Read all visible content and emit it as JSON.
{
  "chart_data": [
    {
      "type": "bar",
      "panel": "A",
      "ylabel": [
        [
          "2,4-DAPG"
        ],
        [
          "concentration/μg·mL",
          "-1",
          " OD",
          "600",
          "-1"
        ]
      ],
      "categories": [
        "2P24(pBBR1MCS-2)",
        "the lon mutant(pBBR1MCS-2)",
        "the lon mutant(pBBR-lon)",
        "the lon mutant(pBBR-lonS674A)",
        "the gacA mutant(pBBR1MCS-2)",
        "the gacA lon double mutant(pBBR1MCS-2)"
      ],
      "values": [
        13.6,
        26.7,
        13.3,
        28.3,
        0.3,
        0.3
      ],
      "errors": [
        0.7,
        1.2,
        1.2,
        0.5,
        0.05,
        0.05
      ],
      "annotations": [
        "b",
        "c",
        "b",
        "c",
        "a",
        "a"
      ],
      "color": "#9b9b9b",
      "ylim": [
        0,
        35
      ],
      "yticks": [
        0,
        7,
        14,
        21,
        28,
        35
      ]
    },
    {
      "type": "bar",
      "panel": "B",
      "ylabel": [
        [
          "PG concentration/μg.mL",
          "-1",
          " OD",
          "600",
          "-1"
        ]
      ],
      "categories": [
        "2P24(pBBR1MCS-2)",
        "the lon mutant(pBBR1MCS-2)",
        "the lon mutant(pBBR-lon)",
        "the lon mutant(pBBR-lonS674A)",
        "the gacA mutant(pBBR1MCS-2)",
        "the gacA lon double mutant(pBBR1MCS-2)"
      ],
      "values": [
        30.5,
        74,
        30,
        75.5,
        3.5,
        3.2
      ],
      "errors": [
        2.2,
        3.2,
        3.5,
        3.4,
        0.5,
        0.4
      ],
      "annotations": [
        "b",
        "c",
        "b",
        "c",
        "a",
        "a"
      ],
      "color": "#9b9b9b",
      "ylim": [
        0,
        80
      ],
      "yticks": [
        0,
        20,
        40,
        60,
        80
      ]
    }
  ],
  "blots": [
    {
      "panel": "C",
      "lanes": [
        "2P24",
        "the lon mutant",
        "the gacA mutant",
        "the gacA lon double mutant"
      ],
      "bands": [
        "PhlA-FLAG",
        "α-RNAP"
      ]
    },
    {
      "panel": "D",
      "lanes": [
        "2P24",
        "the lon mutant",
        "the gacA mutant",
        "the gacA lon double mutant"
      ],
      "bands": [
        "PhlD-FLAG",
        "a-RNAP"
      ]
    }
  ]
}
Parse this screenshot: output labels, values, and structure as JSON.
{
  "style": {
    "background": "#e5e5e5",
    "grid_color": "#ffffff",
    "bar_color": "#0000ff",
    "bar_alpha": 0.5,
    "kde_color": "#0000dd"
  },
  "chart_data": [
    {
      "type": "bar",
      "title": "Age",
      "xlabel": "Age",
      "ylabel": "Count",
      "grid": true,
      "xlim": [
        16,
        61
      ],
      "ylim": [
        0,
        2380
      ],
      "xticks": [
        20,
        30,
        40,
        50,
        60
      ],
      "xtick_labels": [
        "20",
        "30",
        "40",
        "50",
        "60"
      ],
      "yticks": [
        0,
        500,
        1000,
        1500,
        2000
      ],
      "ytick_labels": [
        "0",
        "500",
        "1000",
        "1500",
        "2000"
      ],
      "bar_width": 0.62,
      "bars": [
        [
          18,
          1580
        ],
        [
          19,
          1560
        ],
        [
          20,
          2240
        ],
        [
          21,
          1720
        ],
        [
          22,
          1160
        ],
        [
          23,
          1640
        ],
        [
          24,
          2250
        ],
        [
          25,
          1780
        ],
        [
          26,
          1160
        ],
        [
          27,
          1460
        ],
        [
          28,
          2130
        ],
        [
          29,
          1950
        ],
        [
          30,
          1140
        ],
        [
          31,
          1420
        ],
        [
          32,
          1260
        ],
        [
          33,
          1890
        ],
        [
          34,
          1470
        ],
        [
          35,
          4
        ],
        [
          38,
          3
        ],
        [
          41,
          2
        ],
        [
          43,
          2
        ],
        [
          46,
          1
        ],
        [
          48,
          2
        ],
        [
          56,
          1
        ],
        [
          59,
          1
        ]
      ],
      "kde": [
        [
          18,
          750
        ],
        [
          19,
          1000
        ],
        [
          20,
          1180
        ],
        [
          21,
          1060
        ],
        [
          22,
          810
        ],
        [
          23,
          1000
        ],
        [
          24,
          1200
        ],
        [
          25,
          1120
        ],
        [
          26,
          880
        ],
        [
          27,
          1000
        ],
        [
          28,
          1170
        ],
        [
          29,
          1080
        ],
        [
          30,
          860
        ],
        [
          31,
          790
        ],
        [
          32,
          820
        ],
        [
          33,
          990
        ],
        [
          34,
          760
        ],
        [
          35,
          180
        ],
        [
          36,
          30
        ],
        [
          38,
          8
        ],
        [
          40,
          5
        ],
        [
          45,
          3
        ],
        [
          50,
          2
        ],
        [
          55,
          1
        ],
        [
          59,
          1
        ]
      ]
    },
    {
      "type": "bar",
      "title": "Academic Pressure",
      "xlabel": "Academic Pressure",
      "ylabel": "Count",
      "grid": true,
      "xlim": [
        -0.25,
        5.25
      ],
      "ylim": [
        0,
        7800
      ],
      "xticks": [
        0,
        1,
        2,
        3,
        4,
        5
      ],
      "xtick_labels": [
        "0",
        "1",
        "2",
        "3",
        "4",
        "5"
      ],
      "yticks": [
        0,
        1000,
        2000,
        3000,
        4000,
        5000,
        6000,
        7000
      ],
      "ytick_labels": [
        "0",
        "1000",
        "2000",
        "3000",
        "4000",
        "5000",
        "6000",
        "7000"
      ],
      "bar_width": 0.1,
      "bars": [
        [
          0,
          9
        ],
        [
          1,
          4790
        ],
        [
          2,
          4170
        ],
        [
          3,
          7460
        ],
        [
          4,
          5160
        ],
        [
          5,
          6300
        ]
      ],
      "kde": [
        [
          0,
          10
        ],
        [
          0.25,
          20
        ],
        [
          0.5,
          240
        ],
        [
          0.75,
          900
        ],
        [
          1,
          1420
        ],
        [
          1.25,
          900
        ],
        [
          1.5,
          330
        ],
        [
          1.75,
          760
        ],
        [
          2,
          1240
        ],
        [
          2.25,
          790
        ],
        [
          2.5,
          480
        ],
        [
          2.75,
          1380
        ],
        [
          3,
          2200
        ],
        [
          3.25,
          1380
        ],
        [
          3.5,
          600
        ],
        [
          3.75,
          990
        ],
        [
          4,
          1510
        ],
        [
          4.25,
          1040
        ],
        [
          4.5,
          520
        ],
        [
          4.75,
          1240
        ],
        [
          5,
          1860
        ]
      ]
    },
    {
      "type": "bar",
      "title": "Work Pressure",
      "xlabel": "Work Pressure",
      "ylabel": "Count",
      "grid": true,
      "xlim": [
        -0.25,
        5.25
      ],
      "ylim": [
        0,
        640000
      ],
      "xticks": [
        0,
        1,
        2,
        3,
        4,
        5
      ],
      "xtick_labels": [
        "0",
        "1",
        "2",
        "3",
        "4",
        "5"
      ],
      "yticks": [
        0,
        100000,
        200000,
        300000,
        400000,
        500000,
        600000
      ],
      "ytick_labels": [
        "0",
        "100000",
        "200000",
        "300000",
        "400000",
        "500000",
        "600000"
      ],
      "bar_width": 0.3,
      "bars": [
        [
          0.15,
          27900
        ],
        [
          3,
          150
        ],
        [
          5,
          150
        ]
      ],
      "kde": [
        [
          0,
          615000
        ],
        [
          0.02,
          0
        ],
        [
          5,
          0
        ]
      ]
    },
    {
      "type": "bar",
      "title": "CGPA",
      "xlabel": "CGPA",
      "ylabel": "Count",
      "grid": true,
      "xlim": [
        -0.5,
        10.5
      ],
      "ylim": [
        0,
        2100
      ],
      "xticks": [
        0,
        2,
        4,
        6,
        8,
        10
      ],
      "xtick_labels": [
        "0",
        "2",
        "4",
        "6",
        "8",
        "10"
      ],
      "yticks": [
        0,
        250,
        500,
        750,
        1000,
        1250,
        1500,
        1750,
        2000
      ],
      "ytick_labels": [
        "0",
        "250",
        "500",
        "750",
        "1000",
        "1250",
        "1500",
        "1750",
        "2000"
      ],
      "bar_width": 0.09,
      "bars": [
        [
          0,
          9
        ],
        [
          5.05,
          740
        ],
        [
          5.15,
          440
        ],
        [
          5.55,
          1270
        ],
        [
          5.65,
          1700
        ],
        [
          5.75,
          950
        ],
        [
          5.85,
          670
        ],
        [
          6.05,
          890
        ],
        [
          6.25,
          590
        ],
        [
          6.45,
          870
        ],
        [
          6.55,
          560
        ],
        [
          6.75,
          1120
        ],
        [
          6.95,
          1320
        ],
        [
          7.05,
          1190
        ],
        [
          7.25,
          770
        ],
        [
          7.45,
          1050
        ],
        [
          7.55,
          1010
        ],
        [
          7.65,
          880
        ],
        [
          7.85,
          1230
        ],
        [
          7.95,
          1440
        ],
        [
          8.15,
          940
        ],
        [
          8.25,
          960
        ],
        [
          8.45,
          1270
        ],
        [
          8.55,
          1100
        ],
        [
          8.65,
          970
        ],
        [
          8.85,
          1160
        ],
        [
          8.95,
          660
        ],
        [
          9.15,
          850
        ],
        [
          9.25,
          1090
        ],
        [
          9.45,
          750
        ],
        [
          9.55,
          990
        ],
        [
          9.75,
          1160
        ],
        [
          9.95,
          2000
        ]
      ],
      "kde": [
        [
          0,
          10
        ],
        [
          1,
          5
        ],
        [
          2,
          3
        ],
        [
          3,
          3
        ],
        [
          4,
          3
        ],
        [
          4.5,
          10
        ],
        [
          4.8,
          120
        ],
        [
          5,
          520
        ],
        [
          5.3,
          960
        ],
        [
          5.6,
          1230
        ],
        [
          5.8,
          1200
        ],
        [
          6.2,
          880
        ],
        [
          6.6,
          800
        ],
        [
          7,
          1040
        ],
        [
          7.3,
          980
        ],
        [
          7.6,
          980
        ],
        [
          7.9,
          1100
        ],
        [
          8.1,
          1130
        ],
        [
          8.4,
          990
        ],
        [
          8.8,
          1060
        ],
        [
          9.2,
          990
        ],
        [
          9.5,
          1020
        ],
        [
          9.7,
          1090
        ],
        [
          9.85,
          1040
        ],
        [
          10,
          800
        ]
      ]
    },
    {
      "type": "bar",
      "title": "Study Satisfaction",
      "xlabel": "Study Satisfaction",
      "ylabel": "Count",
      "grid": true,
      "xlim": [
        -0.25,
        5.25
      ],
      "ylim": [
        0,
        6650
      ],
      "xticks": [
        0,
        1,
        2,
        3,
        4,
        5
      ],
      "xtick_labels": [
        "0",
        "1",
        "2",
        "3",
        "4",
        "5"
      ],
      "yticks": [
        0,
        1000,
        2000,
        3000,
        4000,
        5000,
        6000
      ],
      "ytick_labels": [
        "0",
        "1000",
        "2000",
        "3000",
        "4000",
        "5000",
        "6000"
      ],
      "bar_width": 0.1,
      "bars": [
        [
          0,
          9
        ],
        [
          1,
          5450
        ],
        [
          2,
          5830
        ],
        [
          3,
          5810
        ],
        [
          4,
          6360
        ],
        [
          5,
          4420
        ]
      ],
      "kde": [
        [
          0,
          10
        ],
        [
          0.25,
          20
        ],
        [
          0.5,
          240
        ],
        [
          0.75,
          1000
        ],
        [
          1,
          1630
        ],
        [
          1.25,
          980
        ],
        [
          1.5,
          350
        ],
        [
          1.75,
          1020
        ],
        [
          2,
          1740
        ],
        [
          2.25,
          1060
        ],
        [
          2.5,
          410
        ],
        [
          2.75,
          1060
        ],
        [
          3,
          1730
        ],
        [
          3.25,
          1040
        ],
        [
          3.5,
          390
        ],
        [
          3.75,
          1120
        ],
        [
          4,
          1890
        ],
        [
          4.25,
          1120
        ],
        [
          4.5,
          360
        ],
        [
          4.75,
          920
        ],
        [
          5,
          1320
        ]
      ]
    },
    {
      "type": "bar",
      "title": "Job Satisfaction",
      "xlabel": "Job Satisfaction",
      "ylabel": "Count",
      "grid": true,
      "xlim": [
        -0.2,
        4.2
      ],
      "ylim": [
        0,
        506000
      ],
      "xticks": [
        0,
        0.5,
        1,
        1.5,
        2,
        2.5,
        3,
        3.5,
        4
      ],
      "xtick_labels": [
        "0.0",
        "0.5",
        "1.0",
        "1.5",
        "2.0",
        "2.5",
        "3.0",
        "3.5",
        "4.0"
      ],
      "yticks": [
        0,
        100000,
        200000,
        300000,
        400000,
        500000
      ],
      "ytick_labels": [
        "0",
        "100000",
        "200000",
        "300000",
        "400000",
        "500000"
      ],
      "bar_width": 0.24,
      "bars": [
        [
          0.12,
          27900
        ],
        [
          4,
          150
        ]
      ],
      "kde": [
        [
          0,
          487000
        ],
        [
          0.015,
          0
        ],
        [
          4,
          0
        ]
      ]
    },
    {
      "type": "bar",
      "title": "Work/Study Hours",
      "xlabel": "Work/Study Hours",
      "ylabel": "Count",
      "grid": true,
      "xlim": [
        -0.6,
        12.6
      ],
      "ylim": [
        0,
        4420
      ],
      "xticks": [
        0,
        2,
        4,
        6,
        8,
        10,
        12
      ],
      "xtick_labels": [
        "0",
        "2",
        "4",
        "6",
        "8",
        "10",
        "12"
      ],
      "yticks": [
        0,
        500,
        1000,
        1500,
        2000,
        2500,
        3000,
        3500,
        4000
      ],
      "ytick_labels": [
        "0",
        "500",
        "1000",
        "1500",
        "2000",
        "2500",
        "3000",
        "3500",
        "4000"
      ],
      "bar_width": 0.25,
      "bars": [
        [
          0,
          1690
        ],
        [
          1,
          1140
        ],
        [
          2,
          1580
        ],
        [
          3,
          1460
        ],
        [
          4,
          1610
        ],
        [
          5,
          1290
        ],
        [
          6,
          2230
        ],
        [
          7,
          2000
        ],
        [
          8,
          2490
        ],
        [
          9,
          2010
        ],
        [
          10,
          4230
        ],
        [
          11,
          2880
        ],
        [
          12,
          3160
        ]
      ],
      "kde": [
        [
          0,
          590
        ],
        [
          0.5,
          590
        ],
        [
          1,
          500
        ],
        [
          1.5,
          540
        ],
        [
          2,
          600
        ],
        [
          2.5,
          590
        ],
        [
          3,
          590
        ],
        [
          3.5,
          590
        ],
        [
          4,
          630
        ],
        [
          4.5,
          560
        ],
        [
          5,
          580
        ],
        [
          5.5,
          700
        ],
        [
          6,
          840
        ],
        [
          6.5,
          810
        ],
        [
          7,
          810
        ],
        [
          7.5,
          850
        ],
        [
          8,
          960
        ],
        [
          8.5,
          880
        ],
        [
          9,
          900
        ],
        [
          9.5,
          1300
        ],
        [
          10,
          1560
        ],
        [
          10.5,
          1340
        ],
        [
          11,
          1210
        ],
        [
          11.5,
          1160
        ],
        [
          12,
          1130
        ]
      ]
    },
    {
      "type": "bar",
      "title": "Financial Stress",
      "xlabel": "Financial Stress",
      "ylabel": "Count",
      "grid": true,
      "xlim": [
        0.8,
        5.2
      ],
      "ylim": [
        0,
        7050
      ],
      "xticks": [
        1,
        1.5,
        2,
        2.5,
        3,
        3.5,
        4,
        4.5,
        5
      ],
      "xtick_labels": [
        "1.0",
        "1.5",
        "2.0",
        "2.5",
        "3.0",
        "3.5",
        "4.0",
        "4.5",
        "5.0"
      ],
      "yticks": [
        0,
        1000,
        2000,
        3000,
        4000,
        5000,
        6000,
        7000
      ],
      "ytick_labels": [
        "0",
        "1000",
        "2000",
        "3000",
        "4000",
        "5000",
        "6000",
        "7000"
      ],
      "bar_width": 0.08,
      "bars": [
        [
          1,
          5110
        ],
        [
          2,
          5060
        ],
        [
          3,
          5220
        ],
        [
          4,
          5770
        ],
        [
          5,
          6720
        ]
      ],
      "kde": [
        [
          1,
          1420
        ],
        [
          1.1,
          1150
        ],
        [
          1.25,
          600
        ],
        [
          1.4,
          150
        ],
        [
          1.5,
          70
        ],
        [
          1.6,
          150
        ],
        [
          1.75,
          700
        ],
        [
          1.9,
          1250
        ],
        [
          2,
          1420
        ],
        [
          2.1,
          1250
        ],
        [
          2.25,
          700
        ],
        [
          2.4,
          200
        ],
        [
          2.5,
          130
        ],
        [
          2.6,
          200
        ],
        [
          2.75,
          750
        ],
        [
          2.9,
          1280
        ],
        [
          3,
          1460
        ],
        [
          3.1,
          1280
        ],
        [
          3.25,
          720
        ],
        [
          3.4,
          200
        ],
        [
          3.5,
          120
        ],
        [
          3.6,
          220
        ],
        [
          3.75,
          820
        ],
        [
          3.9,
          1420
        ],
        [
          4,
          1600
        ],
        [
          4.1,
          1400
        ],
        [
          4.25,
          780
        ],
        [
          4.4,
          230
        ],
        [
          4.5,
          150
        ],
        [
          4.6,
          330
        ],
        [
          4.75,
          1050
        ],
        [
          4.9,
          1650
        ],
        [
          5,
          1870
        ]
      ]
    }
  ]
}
■ ■ ■
--- REQUIRED WORK ---
Give the number of lines that hold the word "Financial" in these records, with nothing added.

--- EXERCISE RESPONSE ---
2